- _Records from a collection_:

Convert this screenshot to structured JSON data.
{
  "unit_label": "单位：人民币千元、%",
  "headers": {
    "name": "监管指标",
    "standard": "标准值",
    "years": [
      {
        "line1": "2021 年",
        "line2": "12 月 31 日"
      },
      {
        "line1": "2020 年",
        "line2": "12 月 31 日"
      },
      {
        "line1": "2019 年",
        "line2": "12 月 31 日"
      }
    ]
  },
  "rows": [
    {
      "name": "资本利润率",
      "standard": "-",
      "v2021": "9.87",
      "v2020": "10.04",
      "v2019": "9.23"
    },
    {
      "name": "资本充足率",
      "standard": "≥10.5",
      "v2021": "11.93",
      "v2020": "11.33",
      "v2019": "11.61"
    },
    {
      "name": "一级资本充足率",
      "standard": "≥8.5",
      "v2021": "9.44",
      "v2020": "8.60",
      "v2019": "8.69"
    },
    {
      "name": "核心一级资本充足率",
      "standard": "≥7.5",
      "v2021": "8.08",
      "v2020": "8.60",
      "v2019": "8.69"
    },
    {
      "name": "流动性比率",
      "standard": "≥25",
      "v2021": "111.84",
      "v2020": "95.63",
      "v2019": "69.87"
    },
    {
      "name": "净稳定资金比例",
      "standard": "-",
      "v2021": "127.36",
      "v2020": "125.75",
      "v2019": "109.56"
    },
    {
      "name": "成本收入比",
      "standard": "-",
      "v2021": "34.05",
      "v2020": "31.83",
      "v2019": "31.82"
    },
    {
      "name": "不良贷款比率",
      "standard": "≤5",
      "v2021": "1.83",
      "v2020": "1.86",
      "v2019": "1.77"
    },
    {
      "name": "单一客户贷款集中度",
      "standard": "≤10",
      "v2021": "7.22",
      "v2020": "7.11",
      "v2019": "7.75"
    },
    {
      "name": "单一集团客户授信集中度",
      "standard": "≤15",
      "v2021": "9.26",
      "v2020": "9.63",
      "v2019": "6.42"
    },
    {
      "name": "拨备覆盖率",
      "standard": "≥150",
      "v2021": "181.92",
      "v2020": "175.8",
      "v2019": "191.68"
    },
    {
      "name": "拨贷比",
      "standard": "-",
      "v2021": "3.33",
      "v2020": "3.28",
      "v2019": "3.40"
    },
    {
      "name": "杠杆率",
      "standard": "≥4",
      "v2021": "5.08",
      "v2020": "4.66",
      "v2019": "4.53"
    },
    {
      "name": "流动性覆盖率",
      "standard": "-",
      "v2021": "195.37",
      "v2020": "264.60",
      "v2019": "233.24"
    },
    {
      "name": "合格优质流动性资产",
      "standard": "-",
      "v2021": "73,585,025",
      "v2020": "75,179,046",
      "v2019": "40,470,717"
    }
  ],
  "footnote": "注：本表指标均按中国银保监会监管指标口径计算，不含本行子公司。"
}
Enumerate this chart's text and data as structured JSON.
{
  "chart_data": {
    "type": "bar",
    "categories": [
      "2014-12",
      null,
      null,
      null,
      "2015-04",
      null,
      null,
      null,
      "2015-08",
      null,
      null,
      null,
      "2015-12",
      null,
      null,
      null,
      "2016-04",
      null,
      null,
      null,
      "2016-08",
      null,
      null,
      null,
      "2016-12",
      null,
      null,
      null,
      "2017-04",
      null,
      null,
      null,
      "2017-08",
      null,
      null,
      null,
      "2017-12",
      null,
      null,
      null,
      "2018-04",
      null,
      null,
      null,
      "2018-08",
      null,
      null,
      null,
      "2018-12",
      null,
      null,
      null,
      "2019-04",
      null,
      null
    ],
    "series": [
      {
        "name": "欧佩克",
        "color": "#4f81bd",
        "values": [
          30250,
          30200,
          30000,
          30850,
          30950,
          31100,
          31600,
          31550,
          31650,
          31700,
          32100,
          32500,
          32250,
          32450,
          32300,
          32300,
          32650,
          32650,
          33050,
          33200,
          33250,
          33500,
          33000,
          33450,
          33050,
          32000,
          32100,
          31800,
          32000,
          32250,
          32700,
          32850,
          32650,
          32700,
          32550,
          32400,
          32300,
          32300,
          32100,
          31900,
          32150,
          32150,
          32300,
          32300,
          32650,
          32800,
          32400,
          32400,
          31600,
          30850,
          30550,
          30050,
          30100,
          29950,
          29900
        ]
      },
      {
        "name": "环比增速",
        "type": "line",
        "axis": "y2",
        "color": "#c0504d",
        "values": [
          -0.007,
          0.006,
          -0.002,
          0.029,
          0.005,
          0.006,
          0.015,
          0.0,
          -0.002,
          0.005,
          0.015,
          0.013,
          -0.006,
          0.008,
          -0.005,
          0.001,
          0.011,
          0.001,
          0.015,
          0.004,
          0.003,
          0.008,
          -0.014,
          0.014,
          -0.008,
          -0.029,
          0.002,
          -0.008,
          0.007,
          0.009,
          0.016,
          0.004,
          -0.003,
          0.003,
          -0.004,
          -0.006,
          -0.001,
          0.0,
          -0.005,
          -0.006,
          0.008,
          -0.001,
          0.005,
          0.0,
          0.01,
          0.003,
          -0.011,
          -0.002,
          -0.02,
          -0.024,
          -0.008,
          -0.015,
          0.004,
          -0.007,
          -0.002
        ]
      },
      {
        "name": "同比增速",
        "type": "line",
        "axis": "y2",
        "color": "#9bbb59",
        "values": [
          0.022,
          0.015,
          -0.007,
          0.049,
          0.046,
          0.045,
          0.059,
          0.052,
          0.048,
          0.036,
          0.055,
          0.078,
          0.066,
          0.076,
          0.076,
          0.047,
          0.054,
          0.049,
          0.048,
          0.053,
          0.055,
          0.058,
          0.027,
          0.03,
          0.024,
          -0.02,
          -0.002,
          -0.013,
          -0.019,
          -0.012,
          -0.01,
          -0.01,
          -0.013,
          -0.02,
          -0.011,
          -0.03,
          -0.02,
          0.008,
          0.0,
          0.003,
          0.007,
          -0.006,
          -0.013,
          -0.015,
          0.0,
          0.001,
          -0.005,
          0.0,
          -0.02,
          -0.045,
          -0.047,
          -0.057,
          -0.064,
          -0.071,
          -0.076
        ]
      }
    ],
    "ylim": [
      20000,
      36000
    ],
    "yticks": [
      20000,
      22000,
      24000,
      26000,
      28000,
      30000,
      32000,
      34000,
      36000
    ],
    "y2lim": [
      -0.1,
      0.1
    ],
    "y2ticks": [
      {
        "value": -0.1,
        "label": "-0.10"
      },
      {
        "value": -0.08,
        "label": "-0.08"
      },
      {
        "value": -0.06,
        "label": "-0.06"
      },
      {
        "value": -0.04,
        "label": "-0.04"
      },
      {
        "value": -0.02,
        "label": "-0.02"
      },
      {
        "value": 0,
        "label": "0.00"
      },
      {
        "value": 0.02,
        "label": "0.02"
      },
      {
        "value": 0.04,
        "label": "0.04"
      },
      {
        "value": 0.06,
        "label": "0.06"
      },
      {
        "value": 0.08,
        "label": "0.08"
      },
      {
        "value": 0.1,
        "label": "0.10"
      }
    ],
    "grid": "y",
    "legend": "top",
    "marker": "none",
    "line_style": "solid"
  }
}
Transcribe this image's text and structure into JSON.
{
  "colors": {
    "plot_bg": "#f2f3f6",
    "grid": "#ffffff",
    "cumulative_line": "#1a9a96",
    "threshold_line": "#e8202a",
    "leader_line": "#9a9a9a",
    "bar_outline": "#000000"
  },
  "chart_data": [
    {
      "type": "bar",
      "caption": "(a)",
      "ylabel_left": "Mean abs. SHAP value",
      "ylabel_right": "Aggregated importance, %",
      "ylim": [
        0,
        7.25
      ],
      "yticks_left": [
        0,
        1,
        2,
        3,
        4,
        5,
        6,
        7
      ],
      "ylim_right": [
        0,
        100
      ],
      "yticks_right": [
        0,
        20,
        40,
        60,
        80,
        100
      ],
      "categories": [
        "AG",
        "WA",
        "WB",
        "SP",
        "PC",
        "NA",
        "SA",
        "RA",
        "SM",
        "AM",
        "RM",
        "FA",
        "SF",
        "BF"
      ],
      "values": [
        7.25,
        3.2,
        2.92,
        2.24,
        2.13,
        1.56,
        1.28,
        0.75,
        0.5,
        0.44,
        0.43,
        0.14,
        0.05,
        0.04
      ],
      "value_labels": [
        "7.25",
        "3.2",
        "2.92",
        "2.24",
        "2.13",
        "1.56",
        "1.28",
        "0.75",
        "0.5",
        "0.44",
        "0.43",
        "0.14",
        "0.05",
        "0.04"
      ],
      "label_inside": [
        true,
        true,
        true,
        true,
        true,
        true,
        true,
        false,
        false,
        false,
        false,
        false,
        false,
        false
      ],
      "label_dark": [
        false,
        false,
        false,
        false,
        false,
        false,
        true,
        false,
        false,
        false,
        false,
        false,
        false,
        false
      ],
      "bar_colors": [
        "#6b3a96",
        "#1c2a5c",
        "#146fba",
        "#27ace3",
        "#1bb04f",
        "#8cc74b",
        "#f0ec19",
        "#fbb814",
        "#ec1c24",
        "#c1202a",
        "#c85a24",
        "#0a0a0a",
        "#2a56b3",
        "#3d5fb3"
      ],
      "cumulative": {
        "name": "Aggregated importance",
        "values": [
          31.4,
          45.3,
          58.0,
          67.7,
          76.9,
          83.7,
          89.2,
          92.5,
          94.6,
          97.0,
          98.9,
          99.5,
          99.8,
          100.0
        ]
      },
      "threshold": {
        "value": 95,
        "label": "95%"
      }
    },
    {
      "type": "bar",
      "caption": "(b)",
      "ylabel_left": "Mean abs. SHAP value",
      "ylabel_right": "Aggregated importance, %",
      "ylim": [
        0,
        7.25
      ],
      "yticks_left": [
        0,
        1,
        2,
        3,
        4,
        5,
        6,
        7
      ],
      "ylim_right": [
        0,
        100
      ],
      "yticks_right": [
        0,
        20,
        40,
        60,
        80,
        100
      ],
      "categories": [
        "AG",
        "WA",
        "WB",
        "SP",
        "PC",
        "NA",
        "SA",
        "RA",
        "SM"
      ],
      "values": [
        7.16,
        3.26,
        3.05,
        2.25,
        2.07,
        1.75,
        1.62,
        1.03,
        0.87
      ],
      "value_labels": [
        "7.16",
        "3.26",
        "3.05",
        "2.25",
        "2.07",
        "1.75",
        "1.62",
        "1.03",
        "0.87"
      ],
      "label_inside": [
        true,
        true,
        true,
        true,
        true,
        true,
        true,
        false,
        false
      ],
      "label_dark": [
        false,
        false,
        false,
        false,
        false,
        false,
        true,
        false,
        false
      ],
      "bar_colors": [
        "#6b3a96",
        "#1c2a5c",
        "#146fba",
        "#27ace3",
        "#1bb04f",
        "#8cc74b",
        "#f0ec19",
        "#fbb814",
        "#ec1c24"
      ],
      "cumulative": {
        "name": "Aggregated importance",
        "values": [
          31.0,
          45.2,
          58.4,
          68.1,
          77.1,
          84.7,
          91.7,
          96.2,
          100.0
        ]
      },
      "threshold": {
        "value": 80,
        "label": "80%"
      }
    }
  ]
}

- _GIVEN REQUEST_:
Filter lines by "text" and return each hit.

- _SOLUTION TO THE PROBLEM_:
Enumerate this chart's text and data as structured JSON.
Transcribe this image's text and structure into JSON.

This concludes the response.